*GIVEN INSTRUCTION*: Keep only the lines of the data below that contain "name", and copy them.

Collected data
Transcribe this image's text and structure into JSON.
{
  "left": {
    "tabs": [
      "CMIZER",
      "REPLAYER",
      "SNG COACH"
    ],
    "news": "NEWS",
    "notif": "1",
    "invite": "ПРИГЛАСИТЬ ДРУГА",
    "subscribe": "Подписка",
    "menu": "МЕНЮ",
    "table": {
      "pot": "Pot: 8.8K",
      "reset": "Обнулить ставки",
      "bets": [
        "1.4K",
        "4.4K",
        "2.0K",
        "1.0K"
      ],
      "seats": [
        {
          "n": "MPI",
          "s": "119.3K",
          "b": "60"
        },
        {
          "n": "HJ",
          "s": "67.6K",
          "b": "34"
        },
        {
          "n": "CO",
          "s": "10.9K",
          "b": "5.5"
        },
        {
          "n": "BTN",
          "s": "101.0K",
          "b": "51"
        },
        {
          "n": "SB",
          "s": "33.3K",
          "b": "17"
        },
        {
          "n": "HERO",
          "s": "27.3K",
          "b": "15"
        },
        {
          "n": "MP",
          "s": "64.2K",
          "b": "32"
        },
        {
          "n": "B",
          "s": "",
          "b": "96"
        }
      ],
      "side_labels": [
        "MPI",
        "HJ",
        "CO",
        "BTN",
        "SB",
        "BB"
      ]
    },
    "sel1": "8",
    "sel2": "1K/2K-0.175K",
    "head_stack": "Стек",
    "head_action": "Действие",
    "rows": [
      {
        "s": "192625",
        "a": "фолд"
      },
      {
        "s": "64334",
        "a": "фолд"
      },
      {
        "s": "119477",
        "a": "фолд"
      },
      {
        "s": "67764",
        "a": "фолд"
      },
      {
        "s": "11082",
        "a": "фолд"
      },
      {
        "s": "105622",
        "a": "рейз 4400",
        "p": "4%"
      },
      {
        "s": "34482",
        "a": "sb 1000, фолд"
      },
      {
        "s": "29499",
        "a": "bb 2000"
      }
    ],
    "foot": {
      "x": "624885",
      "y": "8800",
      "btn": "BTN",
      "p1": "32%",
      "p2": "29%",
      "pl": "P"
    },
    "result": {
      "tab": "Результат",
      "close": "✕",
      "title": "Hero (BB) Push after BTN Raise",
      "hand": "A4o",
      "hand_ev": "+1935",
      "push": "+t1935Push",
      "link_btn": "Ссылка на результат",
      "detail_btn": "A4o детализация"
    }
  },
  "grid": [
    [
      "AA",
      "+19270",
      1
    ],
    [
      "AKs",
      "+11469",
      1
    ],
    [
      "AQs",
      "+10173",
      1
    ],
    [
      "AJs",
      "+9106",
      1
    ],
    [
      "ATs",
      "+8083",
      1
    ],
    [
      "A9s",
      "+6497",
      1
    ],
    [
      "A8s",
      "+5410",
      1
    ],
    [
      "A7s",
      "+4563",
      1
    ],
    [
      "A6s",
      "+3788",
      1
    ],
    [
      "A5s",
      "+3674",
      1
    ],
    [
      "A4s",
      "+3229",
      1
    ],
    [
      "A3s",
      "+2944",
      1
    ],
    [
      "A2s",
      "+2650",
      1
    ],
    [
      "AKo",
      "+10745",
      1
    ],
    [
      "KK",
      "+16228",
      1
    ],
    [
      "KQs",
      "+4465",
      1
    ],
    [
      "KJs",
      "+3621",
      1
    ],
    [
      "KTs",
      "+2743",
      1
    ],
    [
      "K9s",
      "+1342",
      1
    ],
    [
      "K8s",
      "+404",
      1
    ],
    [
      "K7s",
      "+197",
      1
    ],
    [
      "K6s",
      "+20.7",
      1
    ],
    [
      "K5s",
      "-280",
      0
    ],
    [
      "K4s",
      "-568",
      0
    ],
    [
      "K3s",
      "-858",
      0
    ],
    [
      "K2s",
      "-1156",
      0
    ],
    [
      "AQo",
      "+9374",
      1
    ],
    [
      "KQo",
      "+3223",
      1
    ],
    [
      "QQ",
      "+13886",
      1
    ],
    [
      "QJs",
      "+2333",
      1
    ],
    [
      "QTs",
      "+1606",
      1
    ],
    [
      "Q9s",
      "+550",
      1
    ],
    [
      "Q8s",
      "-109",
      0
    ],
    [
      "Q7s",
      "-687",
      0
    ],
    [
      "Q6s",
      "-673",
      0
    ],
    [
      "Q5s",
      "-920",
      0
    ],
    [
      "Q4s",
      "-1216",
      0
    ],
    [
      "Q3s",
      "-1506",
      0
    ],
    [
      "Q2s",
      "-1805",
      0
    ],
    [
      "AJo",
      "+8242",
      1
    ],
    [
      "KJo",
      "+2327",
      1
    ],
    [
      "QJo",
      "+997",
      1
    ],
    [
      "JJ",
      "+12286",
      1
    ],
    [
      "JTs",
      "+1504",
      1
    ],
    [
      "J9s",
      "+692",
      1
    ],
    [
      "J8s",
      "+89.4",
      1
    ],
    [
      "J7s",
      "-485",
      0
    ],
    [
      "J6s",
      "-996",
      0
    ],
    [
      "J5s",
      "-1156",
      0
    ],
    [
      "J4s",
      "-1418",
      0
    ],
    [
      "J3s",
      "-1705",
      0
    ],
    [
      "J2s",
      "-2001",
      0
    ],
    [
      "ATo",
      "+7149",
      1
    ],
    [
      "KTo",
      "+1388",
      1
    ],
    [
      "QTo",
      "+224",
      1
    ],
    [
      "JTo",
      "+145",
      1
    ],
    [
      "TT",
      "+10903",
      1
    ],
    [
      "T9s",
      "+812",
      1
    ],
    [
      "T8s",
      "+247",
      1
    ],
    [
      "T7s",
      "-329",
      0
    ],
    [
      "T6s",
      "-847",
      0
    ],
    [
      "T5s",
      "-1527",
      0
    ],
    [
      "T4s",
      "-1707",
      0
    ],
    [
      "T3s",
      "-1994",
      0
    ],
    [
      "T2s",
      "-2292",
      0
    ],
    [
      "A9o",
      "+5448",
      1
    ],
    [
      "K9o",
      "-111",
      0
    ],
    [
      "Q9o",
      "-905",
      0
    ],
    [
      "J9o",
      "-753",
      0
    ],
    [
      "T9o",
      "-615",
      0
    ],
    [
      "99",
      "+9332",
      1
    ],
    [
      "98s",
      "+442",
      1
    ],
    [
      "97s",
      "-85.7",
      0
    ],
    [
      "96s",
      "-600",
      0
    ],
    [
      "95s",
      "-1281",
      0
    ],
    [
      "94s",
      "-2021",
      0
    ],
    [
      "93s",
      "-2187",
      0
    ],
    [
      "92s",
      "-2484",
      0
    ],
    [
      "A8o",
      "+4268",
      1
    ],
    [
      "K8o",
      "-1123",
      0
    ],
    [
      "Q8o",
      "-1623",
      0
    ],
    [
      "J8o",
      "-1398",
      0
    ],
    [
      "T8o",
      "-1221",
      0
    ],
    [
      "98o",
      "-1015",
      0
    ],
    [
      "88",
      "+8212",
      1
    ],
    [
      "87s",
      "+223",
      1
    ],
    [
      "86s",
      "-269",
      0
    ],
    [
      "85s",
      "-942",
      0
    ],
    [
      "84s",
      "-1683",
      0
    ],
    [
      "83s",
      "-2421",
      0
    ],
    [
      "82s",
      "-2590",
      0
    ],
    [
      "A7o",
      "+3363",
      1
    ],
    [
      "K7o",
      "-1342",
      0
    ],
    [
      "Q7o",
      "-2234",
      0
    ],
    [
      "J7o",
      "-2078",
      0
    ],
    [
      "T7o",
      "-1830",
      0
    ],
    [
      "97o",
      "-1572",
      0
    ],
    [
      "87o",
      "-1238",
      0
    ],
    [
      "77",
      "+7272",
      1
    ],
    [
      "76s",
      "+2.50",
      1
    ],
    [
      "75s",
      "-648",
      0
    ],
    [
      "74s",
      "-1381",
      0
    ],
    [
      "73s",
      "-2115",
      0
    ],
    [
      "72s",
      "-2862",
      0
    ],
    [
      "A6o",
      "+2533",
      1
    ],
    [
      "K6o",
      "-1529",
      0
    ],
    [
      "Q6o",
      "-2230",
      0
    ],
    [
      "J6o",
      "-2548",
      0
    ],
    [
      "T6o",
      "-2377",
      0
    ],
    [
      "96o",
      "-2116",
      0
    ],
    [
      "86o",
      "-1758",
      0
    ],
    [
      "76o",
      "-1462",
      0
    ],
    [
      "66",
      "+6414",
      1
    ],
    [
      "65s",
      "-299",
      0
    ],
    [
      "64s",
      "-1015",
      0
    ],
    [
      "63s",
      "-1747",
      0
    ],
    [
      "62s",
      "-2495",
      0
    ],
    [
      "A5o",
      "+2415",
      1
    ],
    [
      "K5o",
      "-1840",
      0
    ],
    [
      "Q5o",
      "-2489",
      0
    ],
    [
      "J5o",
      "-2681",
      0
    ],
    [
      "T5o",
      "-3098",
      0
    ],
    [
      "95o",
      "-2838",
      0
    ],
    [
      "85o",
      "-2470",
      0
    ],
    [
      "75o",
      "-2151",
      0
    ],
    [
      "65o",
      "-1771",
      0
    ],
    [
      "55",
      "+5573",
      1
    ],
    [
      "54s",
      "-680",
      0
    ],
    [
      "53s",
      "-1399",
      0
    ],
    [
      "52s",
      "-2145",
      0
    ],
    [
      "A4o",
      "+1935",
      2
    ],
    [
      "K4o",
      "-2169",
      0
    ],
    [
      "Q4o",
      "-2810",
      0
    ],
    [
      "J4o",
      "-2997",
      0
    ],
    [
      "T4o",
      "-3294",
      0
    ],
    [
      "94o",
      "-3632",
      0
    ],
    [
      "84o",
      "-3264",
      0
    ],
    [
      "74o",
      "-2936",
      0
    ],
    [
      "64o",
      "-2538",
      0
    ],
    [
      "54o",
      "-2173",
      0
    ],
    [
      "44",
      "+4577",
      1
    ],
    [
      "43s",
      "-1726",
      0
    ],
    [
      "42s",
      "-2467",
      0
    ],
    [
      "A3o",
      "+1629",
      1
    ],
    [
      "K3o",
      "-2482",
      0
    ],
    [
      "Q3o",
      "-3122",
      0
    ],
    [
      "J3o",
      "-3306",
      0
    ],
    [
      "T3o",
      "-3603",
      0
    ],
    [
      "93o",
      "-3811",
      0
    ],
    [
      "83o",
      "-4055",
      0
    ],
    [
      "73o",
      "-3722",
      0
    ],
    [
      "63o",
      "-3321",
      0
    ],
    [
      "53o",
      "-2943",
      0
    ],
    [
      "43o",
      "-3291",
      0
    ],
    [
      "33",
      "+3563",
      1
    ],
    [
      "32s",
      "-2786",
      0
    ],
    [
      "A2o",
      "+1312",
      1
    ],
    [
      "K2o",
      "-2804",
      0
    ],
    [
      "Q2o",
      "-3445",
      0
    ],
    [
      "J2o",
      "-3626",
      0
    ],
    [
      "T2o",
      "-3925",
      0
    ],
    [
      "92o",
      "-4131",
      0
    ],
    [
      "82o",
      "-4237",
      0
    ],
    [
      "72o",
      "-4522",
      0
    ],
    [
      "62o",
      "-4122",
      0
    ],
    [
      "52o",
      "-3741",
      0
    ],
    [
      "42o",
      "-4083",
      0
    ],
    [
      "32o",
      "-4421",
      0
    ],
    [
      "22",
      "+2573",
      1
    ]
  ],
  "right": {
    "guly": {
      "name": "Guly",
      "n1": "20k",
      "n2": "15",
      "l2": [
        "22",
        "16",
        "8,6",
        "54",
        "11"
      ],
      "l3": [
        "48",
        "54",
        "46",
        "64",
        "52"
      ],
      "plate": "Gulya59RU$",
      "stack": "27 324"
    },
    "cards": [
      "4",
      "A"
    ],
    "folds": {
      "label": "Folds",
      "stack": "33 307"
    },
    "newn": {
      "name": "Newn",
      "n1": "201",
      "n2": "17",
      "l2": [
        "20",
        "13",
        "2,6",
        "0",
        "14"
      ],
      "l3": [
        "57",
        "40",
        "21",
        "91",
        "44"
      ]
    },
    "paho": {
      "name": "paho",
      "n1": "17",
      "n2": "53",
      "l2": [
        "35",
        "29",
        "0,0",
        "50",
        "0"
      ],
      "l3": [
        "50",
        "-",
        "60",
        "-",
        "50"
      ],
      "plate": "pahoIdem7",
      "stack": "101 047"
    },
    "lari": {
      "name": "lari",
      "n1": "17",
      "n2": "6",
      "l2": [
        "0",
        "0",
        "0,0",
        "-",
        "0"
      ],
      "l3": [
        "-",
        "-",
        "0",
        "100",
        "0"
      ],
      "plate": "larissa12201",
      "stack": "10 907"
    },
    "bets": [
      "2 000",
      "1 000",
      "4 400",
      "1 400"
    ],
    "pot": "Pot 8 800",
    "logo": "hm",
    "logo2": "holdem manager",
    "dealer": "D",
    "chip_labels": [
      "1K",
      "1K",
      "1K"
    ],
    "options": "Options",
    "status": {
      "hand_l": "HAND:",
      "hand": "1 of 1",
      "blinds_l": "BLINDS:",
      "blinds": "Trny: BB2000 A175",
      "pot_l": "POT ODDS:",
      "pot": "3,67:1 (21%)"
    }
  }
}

*FULL ANSWER*:
      "name": "Guly",
      "name": "Newn",
      "name": "paho",
      "name": "lari",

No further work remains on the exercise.